## What you need to do
1) Translate this sentence from the Michael Ward article into Spanish: "The single entered the UK singles chart at the end of the month, peaking inside the top 20 in late October and selling over 50,000 copies, earning him a place on Top Of The Pops."
2) Resume the Michael Ward article after its last sentence and keep going with the account of his career.

## Text segment
↓

- Born: 1959 (age 65–66)
- Origin: Workington, Cumbria
- Instrument: vocals
- Years active: 1973–date
- Labels: Philips Records

= Michael Ward (singer, born 1959) =

Michael Ward (born 1959) is an English former child singing star, winner of ITV's Opportunity Knocks, who had a hit single and album in the early seventies.

==Career==

A pupil of Moorclose School in Warrington, Cumbria, boy soprano Ward was discovered in April 1973 at auditions for the Opportunity Knocks show, when he was 13 years old, He duly appeared on the show and was a winner in the audience vote seven times. In September 1973, during his winning run, his debut single, "Let There Be Peace On Earth (Let It Begin With Me)", backed by the Alyn Ainsworth Orchestra and the Mike Sammes Singers, was released. The single entered the UK singles chart at the end of the month, peaking inside the top 20 in late October and selling over 50,000 copies, earning him a place on Top Of The Pops.

↑

(Coordinate annotation records)

↓

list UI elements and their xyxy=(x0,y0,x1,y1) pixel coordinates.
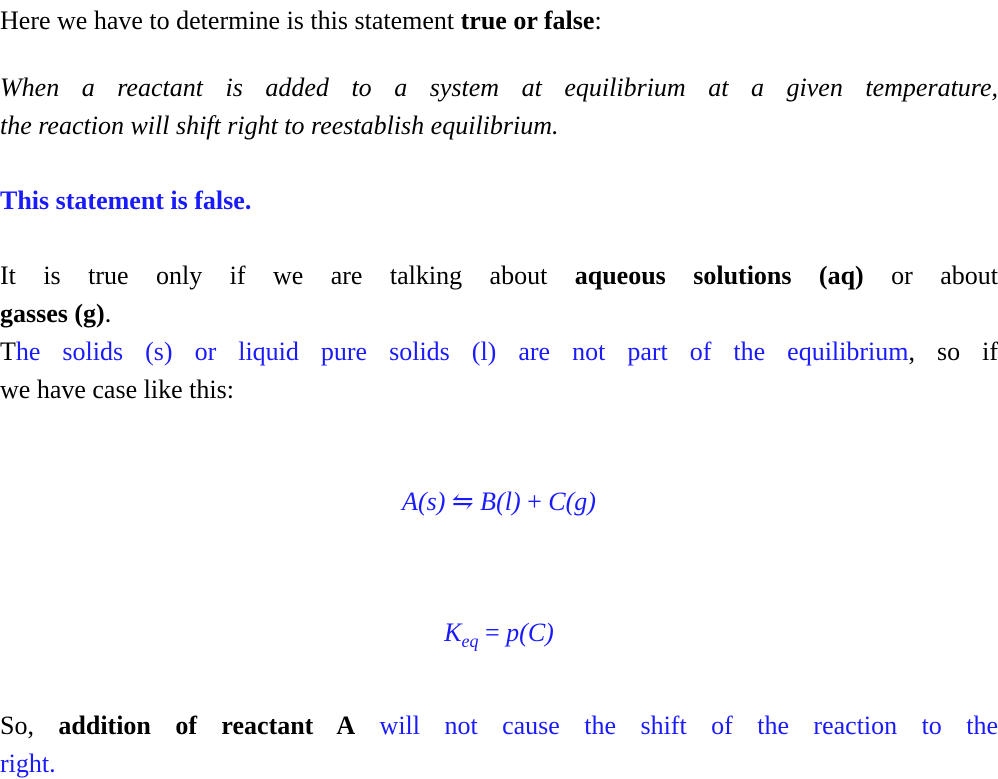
keq-symbol: K xyxy=(444,618,462,647)
explanation-text: , so if xyxy=(908,337,998,366)
intro-suffix: : xyxy=(594,6,602,35)
explanation-line-4: we have case like this: xyxy=(0,375,234,404)
reactant: A xyxy=(402,487,418,516)
conclusion-line-1: So, addition of reactant A will not caus… xyxy=(0,711,998,741)
product-1: B xyxy=(480,487,497,516)
intro-paragraph: Here we have to determine is this statem… xyxy=(0,6,998,36)
equals-sign: = xyxy=(485,618,500,647)
conclusion-text: So, xyxy=(0,711,59,740)
explanation-text: . xyxy=(104,299,112,328)
explanation-line-1: It is true only if we are talking about … xyxy=(0,261,998,291)
intro-text: Here we have to determine is this statem… xyxy=(0,6,461,35)
conclusion-period: . xyxy=(49,749,56,778)
explanation-text: T xyxy=(0,337,16,366)
plus-sign: + xyxy=(527,487,542,516)
product-1-state: (l) xyxy=(496,487,521,516)
reactant-state: (s) xyxy=(417,487,446,516)
verdict: This statement is false. xyxy=(0,186,252,215)
conclusion-highlight: will not cause the shift of the reaction… xyxy=(355,711,998,740)
statement-line-2: the reaction will shift right to reestab… xyxy=(0,111,559,140)
intro-bold: true or false xyxy=(460,6,595,35)
equilibrium-arrow-icon: ⇋ xyxy=(451,487,474,516)
explanation-text: It is true only if we are talking about xyxy=(0,261,575,290)
conclusion-highlight: right xyxy=(0,749,50,778)
aqueous-bold: aqueous solutions (aq) xyxy=(574,261,864,290)
explanation-text: or about xyxy=(863,261,998,290)
conclusion-line-2: right. xyxy=(0,749,998,779)
explanation-line-3: The solids (s) or liquid pure solids (l)… xyxy=(0,337,998,367)
product-2-state: (g) xyxy=(565,487,596,516)
keq-equation: Keq = p(C) xyxy=(0,618,998,656)
gasses-bold: gasses (g) xyxy=(0,299,105,328)
reaction-equation: A(s) ⇋ B(l) + C(g) xyxy=(0,487,998,517)
keq-subscript: eq xyxy=(461,631,479,651)
conclusion-bold: addition of reactant A xyxy=(58,711,356,740)
solids-highlight: he solids (s) or liquid pure solids (l) … xyxy=(15,337,909,366)
product-2: C xyxy=(548,487,566,516)
keq-rhs: p(C) xyxy=(506,618,554,647)
explanation-line-2: gasses (g). xyxy=(0,299,998,329)
statement-line-1: When a reactant is added to a system at … xyxy=(0,73,998,102)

↑

## The responses
1) El sencillo entró en la lista de sencillos del Reino Unido a finales de mes, llegó al top 20 a finales de octubre y vendió más de 50.000 copias, lo que le valió un lugar en Top Of The Pops.

2)
A debut album followed before the year's end, but after follow-ups failed to chart, Ward stepped back on his music career to focus on schoolwork.

Various comebacks after his voice broke did not lead to a recurrence of national success, but in the mid-1980s, on joining the actors' union Equity. he changed his name to Michael Sayzer (as there was already an actor of the same name registered with Equity), and carved out a career in cabaret.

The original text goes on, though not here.